I am perilously close to crying because I've read this article and am now thinking about the fact I will likely never see my grandad again. Never mind, I am crying. And certainly some of these tears are about the fact that I love my grandad, but I'd be lying if it's not also about his death meaning I'll never return to his house and the loss of that magical other place that the article talks about. I cried so hard the last time we left because I knew there was a good chance I'd not see him again and my mom's right, why would we even go to Britain, once he's dead? But he kept plugging along and we'd bought tickets for May of 2020 and, of course, that trip has been lost to the pandemic with no prospect for rescheduling. I don't even know where I'm going with this, but I should go back to work and now there is snot dripping out of my nose.
posted by hoyland at 10:12 AM on September 23, 2021 [8 favorites]


That article made me homesick.
posted by dhruva at 11:46 AM on September 23, 2021 [4 favorites]


This was lovely, and it made me want to read more Arianne Shahvisi. She contributes to the London Review of Books's blog, so I'm going to read her posts there.

TRY IT — Could you copy the entire comment thread word for word? The records are separate from the comment thread and stand on their own.

GIVEN INFORMATION —
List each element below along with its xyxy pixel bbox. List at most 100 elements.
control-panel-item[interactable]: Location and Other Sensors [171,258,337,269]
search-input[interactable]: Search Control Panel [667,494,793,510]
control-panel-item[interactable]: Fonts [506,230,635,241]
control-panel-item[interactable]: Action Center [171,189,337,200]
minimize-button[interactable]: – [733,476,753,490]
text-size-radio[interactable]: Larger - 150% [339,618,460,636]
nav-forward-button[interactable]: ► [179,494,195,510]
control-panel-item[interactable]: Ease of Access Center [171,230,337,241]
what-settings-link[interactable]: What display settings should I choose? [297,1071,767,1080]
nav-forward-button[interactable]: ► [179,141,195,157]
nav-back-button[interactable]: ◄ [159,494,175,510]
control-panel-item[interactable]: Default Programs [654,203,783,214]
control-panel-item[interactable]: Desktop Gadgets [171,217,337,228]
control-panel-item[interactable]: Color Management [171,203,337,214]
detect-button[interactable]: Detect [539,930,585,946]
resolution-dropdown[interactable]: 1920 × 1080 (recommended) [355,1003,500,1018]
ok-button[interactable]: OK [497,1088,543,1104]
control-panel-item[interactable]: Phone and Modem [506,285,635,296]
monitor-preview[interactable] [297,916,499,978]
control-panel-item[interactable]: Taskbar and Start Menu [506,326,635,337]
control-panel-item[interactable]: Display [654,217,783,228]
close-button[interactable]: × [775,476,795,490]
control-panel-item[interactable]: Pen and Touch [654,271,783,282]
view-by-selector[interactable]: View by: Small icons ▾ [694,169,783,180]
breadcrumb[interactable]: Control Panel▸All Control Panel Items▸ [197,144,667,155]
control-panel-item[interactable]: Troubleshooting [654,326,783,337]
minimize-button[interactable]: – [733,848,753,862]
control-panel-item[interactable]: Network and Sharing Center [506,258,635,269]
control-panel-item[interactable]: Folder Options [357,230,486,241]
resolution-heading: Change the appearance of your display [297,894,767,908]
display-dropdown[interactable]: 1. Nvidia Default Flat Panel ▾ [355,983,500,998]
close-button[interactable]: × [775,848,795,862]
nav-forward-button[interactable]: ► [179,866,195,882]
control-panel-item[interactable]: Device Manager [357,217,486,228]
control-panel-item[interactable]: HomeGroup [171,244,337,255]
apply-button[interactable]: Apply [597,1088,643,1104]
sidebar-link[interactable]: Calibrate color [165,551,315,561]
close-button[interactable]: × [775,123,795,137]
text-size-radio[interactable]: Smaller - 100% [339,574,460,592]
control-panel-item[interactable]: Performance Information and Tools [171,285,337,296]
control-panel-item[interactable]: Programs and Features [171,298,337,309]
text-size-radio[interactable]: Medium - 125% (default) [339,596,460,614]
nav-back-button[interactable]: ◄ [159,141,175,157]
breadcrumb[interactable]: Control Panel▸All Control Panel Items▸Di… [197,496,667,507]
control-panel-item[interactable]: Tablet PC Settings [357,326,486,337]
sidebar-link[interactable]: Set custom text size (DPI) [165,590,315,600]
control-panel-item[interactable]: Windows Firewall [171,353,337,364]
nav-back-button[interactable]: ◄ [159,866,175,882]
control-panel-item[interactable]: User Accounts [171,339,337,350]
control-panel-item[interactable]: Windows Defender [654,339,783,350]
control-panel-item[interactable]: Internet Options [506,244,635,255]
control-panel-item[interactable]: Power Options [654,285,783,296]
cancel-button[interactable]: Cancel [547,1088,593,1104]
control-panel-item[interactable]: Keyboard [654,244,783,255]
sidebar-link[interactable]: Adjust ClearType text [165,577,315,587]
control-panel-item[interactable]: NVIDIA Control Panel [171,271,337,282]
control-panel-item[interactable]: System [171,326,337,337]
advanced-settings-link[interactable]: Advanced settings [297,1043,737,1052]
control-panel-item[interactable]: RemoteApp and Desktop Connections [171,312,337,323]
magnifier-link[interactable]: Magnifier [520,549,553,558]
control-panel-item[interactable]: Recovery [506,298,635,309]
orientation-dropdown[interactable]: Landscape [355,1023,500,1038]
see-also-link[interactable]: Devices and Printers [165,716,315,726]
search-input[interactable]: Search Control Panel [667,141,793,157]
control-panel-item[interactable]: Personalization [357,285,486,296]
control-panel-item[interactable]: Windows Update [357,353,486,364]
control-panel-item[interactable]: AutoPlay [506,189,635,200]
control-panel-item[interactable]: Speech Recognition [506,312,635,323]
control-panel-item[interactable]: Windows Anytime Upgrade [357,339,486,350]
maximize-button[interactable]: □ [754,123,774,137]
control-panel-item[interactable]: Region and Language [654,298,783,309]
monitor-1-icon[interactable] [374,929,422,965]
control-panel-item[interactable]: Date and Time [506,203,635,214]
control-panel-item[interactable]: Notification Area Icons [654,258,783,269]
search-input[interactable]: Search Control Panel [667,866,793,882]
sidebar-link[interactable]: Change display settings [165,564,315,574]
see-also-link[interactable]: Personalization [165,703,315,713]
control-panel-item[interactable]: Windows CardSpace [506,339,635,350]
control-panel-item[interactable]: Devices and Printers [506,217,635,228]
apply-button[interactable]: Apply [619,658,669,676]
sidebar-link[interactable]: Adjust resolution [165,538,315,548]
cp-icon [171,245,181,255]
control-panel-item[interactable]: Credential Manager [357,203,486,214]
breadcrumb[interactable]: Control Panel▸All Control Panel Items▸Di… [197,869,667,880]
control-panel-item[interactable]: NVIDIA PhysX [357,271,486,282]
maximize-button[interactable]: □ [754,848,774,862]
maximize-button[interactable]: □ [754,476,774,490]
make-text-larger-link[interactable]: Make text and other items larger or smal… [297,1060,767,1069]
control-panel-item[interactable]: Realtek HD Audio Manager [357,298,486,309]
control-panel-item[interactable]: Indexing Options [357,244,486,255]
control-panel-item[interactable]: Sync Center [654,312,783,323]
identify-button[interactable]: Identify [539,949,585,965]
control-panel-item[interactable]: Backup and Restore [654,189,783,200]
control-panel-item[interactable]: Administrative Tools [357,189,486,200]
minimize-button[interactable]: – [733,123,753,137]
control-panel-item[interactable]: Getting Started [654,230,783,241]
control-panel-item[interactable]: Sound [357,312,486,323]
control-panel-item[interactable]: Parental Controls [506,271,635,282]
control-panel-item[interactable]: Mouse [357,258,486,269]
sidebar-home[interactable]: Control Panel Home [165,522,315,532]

ANSWER SPACE —
I am perilously close to crying because I've read this article and am now thinking about the fact I will likely never see my grandad again. Never mind, I am crying. And certainly some of these tears are about the fact that I love my grandad, but I'd be lying if it's not also about his death meaning I'll never return to his house and the loss of that magical other place that the article talks about. I cried so hard the last time we left because I knew there was a good chance I'd not see him again and my mom's right, why would we even go to Britain, once he's dead? But he kept plugging along and we'd bought tickets for May of 2020 and, of course, that trip has been lost to the pandemic with no prospect for rescheduling. I don't even know where I'm going with this, but I should go back to work and now there is snot dripping out of my nose.
posted by hoyland at 10:12 AM on September 23, 2021 [8 favorites]


That article made me homesick.
posted by dhruva at 11:46 AM on September 23, 2021 [4 favorites]


This was lovely, and it made me want to read more Arianne Shahvisi. She contributes to the London Review of Books's blog, so I'm going to read her posts there.